**EXERCISE AIM:**
Pull out every line below containing the word "paper".

**RECORDS FOR THE EXERCISE:**
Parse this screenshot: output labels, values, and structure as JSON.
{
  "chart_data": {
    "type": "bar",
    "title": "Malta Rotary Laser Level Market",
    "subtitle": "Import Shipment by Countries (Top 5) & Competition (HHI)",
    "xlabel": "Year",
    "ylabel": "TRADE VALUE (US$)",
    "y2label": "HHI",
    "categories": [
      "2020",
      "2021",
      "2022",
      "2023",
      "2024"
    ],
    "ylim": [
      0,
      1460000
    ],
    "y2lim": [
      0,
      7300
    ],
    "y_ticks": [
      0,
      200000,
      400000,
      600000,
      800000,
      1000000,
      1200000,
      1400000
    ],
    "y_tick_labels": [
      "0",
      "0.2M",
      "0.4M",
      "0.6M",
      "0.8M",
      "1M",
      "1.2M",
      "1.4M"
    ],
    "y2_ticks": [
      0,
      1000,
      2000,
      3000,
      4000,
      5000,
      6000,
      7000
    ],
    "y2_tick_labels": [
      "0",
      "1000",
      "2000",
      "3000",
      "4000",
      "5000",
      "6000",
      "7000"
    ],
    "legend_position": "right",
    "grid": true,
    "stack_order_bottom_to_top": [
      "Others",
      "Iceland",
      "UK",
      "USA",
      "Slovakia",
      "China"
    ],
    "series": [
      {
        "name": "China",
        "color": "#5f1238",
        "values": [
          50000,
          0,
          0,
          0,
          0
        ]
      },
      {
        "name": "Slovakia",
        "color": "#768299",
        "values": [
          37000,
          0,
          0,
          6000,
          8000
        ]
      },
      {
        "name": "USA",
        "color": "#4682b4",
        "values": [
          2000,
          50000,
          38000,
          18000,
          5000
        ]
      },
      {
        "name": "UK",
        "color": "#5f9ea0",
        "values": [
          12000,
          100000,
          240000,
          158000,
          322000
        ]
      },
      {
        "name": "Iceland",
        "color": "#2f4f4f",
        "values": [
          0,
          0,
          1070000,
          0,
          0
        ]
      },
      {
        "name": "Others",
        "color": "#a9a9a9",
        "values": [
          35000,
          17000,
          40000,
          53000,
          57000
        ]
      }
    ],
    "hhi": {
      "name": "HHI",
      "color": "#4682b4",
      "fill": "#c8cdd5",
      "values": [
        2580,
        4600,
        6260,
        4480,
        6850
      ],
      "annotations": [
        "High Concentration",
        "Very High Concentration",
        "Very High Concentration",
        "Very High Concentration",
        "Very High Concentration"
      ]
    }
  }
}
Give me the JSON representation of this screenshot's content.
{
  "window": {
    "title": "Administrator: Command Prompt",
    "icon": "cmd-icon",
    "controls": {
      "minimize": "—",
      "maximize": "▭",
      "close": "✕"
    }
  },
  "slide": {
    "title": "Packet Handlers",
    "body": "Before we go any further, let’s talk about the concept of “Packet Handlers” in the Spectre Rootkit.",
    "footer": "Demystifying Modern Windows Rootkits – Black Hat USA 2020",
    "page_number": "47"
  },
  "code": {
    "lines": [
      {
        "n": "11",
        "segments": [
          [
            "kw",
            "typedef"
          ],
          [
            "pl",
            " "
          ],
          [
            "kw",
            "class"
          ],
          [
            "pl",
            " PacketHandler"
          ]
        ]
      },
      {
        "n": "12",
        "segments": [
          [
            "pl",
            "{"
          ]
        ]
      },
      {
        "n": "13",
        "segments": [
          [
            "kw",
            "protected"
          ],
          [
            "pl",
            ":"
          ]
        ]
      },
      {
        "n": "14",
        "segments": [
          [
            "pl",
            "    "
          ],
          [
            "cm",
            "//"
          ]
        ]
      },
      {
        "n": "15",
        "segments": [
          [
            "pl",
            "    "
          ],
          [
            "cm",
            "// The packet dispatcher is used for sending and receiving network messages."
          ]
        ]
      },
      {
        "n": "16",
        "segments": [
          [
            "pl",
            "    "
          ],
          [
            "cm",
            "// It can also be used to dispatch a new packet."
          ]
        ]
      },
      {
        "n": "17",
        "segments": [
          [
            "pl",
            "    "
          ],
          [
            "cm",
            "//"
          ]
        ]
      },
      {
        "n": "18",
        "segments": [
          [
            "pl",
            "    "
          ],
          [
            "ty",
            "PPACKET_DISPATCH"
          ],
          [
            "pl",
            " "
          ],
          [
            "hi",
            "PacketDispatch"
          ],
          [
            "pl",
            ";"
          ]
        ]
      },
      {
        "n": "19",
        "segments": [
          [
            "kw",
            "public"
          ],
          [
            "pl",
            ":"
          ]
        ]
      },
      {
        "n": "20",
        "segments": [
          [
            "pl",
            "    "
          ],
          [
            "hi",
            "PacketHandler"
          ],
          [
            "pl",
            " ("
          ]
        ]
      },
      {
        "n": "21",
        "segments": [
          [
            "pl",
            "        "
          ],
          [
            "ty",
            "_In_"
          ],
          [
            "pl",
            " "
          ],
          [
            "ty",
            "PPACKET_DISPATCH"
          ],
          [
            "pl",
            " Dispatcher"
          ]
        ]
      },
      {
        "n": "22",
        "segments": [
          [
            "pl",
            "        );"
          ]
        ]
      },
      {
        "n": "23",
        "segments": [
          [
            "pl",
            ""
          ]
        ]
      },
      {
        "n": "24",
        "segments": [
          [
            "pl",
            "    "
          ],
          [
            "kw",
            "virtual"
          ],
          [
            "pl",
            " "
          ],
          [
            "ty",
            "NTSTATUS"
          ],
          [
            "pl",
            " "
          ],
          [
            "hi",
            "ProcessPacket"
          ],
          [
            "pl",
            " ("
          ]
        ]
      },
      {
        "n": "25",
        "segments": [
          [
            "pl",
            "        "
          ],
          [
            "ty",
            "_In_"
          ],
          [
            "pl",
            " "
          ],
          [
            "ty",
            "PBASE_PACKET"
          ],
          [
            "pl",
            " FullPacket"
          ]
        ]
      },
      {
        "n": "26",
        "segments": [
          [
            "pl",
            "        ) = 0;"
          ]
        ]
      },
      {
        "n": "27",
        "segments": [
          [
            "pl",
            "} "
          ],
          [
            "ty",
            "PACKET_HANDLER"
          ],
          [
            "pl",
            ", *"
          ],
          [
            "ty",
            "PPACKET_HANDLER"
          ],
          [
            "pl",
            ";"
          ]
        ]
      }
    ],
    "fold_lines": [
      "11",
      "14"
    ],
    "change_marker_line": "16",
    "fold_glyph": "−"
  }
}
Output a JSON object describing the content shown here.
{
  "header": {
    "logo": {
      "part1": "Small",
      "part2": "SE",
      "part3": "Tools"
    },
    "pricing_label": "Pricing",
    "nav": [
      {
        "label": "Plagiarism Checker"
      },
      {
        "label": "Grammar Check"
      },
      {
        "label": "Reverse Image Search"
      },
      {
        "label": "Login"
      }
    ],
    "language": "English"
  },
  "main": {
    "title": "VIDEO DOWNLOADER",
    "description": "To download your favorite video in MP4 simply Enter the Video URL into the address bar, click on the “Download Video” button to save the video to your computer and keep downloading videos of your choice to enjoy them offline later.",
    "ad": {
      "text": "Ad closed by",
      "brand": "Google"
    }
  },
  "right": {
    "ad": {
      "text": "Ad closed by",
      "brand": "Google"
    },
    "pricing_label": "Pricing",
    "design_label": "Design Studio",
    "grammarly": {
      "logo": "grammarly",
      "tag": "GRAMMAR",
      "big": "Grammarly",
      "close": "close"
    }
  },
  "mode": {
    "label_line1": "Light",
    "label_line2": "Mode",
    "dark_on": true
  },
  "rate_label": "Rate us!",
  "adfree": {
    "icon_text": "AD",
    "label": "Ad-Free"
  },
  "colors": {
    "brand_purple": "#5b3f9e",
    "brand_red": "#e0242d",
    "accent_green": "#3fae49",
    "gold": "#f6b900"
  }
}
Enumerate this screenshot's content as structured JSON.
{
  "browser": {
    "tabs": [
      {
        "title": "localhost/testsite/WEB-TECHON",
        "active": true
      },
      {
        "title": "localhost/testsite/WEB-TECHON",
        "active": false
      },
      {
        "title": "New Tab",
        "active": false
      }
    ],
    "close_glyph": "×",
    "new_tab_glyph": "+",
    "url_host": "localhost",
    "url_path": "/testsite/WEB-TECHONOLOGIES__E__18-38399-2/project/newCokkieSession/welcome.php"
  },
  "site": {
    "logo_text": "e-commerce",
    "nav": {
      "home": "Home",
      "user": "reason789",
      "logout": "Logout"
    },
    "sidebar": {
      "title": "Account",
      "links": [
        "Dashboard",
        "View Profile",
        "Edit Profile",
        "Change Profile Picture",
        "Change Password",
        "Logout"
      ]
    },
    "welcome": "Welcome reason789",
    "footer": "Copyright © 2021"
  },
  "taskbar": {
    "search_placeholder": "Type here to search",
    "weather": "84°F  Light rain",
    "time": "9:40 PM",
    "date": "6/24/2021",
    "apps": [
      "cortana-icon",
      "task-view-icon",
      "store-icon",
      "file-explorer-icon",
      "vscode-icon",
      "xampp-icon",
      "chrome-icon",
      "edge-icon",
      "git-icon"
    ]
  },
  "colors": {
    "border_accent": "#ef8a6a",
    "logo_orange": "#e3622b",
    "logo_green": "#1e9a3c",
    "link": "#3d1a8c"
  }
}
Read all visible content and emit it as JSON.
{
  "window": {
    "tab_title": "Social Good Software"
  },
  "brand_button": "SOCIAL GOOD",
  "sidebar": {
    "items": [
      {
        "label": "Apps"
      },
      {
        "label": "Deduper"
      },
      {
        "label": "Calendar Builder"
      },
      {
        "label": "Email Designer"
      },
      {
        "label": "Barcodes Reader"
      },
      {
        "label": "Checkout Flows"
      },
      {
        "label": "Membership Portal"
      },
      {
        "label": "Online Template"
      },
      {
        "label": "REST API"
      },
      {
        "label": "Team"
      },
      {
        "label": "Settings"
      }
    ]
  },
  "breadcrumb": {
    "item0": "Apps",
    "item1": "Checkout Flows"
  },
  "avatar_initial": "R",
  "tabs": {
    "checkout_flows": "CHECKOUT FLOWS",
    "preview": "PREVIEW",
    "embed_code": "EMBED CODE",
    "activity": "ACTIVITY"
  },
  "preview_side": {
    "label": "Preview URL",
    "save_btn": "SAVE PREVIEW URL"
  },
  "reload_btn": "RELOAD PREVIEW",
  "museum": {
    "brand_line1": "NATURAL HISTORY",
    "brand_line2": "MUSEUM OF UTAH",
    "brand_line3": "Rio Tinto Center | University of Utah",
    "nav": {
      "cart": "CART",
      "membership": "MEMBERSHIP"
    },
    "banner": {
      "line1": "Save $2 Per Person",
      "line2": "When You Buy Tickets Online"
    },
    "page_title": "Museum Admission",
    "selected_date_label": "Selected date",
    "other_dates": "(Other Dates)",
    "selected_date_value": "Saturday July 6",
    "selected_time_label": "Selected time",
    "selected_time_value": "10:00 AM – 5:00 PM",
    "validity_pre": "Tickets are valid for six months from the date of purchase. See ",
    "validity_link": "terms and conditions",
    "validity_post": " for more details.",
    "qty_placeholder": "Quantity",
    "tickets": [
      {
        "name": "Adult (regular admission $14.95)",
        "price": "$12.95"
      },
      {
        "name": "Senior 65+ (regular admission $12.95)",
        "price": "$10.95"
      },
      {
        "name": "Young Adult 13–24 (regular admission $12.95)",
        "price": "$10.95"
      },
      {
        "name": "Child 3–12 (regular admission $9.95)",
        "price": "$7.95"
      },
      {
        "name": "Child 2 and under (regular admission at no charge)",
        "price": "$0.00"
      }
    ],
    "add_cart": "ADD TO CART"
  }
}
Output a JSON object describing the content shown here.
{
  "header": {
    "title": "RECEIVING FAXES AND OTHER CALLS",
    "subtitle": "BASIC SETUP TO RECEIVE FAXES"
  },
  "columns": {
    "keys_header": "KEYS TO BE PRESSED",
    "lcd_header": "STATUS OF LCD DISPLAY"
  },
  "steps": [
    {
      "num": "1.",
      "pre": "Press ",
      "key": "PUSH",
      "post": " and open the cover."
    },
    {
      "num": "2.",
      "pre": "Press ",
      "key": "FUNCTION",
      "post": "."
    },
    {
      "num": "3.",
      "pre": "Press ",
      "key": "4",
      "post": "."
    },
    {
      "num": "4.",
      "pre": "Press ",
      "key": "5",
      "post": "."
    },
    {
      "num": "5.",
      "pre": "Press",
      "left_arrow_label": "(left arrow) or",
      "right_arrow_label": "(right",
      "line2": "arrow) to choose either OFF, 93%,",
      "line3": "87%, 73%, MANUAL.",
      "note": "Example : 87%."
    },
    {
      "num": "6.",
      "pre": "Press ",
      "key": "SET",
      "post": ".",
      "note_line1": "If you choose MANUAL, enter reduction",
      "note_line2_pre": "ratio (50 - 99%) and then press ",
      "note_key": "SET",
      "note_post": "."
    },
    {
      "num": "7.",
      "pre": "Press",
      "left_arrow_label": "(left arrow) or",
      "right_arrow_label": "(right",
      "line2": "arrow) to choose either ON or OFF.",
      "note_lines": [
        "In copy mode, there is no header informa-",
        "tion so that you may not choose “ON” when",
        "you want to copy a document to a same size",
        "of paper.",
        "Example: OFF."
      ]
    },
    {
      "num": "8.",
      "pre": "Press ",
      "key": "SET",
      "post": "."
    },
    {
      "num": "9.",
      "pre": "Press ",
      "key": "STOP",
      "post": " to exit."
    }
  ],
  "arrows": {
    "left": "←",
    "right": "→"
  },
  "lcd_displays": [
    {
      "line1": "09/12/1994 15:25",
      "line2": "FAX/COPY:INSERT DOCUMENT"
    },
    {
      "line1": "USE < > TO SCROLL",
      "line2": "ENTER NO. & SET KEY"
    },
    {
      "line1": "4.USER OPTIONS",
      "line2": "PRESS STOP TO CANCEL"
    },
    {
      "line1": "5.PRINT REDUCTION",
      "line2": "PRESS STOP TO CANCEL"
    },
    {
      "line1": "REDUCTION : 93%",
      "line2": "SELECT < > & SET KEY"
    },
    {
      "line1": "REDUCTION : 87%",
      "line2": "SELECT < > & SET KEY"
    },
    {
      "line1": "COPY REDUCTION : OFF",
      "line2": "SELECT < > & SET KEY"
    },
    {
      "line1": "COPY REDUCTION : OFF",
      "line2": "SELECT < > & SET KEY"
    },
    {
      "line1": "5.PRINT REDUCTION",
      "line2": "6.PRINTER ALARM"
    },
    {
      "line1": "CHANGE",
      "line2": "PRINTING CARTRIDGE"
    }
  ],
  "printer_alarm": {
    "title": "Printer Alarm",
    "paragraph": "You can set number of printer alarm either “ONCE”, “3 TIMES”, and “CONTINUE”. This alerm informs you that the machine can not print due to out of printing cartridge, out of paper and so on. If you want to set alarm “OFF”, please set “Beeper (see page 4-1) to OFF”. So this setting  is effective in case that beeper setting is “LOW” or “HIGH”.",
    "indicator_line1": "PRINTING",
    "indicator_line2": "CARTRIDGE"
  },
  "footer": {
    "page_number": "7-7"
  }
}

**WRITTEN REPLY:**
        "of paper.",
    "paragraph": "You can set number of printer alarm either “ONCE”, “3 TIMES”, and “CONTINUE”. This alerm informs you that the machine can not print due to out of printing cartridge, out of paper and so on. If you want to set alarm “OFF”, please set “Beeper (see page 4-1) to OFF”. So this setting  is effective in case that beeper setting is “LOW” or “HIGH”.",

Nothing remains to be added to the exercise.